— begin Listed entries —
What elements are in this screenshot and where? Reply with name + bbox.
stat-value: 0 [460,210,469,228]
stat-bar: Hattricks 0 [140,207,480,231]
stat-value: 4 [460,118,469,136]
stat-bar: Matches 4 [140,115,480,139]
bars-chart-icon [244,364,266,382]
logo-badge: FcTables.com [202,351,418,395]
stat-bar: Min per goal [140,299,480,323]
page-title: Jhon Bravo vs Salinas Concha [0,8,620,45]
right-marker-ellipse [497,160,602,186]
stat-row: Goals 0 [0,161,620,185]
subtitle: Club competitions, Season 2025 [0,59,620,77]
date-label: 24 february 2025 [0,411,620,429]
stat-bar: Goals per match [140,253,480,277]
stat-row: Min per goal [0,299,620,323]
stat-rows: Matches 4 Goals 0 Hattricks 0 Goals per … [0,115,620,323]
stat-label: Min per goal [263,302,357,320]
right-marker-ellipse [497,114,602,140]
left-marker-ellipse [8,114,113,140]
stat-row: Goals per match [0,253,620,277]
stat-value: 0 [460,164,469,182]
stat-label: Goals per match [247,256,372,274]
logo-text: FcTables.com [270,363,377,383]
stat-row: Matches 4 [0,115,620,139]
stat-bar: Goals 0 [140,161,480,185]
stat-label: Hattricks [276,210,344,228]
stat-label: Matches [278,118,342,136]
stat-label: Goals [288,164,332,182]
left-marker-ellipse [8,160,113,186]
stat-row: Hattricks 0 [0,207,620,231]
— end Listed entries —
What to produce: Copy out the records verbatim, from the first line up to and including the line containing "date-label: 24 february 2025 [0,411,620,429]".

Output for this task:
What elements are in this screenshot and where? Reply with name + bbox.
stat-value: 0 [460,210,469,228]
stat-bar: Hattricks 0 [140,207,480,231]
stat-value: 4 [460,118,469,136]
stat-bar: Matches 4 [140,115,480,139]
bars-chart-icon [244,364,266,382]
logo-badge: FcTables.com [202,351,418,395]
stat-bar: Min per goal [140,299,480,323]
page-title: Jhon Bravo vs Salinas Concha [0,8,620,45]
right-marker-ellipse [497,160,602,186]
stat-row: Goals 0 [0,161,620,185]
subtitle: Club competitions, Season 2025 [0,59,620,77]
date-label: 24 february 2025 [0,411,620,429]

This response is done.